What is required >> Reproduce the material word for word; the images stay out.

The data >>
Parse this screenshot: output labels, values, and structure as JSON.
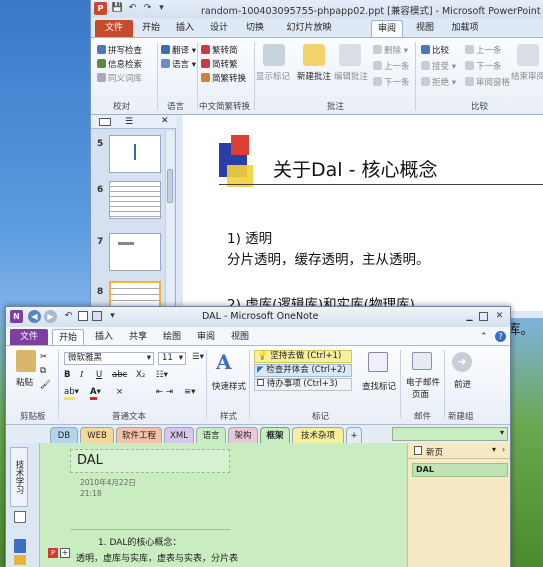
{
  "powerpoint": {
    "title": "random-100403095755-phpapp02.ppt [兼容模式] - Microsoft PowerPoint",
    "qat": {
      "save": "💾",
      "undo": "↶",
      "redo": "↷",
      "more": "▾"
    },
    "tabs": [
      "文件",
      "开始",
      "插入",
      "设计",
      "切换",
      "幻灯片放映",
      "审阅",
      "视图",
      "加载项"
    ],
    "active_tab": "审阅",
    "groups": {
      "proofing": {
        "label": "校对",
        "items": [
          "拼写检查",
          "信息检索",
          "同义词库"
        ]
      },
      "language": {
        "label": "语言",
        "items": [
          "翻译",
          "语言"
        ]
      },
      "chinese": {
        "label": "中文简繁转换",
        "items": [
          "繁转简",
          "简转繁",
          "简繁转换"
        ]
      },
      "comments": {
        "label": "批注",
        "items": [
          "显示标记",
          "新建批注",
          "编辑批注",
          "删除",
          "上一条",
          "下一条"
        ]
      },
      "compare": {
        "label": "比较",
        "items": [
          "比较",
          "接受",
          "拒绝",
          "上一条",
          "下一条",
          "审阅窗格",
          "结束审阅"
        ]
      }
    },
    "slides": [
      {
        "num": "5"
      },
      {
        "num": "6"
      },
      {
        "num": "7"
      },
      {
        "num": "8"
      }
    ],
    "slide": {
      "title": "关于Dal - 核心概念",
      "line1": "1) 透明",
      "line2": "分片透明，缓存透明，主从透明。",
      "line3": "2) 虚库(逻辑库)和实库(物理库)",
      "line3_tail": "库。"
    }
  },
  "onenote": {
    "title": "DAL - Microsoft OneNote",
    "tabs": [
      "文件",
      "开始",
      "插入",
      "共享",
      "绘图",
      "审阅",
      "视图"
    ],
    "active_tab": "开始",
    "clipboard": {
      "paste": "粘贴",
      "label": "剪贴板"
    },
    "font": {
      "family": "微软雅黑",
      "size": "11",
      "bold": "B",
      "italic": "I",
      "underline": "U",
      "strike": "abc",
      "sub": "X₂",
      "label": "普通文本"
    },
    "styles": {
      "quick": "快速样式",
      "label": "样式"
    },
    "tags": {
      "items": [
        "坚持去做 (Ctrl+1)",
        "检查并体会 (Ctrl+2)",
        "待办事项 (Ctrl+3)"
      ],
      "find": "查找标记",
      "label": "标记"
    },
    "email": {
      "text1": "电子邮件",
      "text2": "页面",
      "label": "邮件"
    },
    "new": {
      "text": "前进",
      "label": "新建组"
    },
    "sections": [
      "DB",
      "WEB",
      "软件工程",
      "XML",
      "语言",
      "架构",
      "框架",
      "技术杂项",
      "+"
    ],
    "active_section": "框架",
    "left_label": "技术学习",
    "page": {
      "title": "DAL",
      "date": "2010年4月22日",
      "time": "21:18",
      "line1": "1.   DAL的核心概念：",
      "line2": "透明，虚库与实库，虚表与实表，分片表"
    },
    "pagelist": {
      "new_page": "新页",
      "items": [
        "DAL"
      ]
    }
  },
  "colors": {
    "accent": "#c64a2c",
    "onenote_accent": "#7d3fa0",
    "tab_file_one": "#7d3fa0"
  }
}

Expected answer >>
Parse this screenshot: output labels, values, and structure as JSON.
{
  "powerpoint": {
    "title": "random-100403095755-phpapp02.ppt [兼容模式] - Microsoft PowerPoint",
    "qat": {
      "save": "💾",
      "undo": "↶",
      "redo": "↷",
      "more": "▾"
    },
    "tabs": [
      "文件",
      "开始",
      "插入",
      "设计",
      "切换",
      "幻灯片放映",
      "审阅",
      "视图",
      "加载项"
    ],
    "active_tab": "审阅",
    "groups": {
      "proofing": {
        "label": "校对",
        "items": [
          "拼写检查",
          "信息检索",
          "同义词库"
        ]
      },
      "language": {
        "label": "语言",
        "items": [
          "翻译",
          "语言"
        ]
      },
      "chinese": {
        "label": "中文简繁转换",
        "items": [
          "繁转简",
          "简转繁",
          "简繁转换"
        ]
      },
      "comments": {
        "label": "批注",
        "items": [
          "显示标记",
          "新建批注",
          "编辑批注",
          "删除",
          "上一条",
          "下一条"
        ]
      },
      "compare": {
        "label": "比较",
        "items": [
          "比较",
          "接受",
          "拒绝",
          "上一条",
          "下一条",
          "审阅窗格",
          "结束审阅"
        ]
      }
    },
    "slides": [
      {
        "num": "5"
      },
      {
        "num": "6"
      },
      {
        "num": "7"
      },
      {
        "num": "8"
      }
    ],
    "slide": {
      "title": "关于Dal - 核心概念",
      "line1": "1) 透明",
      "line2": "分片透明，缓存透明，主从透明。",
      "line3": "2) 虚库(逻辑库)和实库(物理库)",
      "line3_tail": "库。"
    }
  },
  "onenote": {
    "title": "DAL - Microsoft OneNote",
    "tabs": [
      "文件",
      "开始",
      "插入",
      "共享",
      "绘图",
      "审阅",
      "视图"
    ],
    "active_tab": "开始",
    "clipboard": {
      "paste": "粘贴",
      "label": "剪贴板"
    },
    "font": {
      "family": "微软雅黑",
      "size": "11",
      "bold": "B",
      "italic": "I",
      "underline": "U",
      "strike": "abc",
      "sub": "X₂",
      "label": "普通文本"
    },
    "styles": {
      "quick": "快速样式",
      "label": "样式"
    },
    "tags": {
      "items": [
        "坚持去做 (Ctrl+1)",
        "检查并体会 (Ctrl+2)",
        "待办事项 (Ctrl+3)"
      ],
      "find": "查找标记",
      "label": "标记"
    },
    "email": {
      "text1": "电子邮件",
      "text2": "页面",
      "label": "邮件"
    },
    "new": {
      "text": "前进",
      "label": "新建组"
    },
    "sections": [
      "DB",
      "WEB",
      "软件工程",
      "XML",
      "语言",
      "架构",
      "框架",
      "技术杂项",
      "+"
    ],
    "active_section": "框架",
    "left_label": "技术学习",
    "page": {
      "title": "DAL",
      "date": "2010年4月22日",
      "time": "21:18",
      "line1": "1.   DAL的核心概念：",
      "line2": "透明，虚库与实库，虚表与实表，分片表"
    },
    "pagelist": {
      "new_page": "新页",
      "items": [
        "DAL"
      ]
    }
  },
  "colors": {
    "accent": "#c64a2c",
    "onenote_accent": "#7d3fa0",
    "tab_file_one": "#7d3fa0"
  }
}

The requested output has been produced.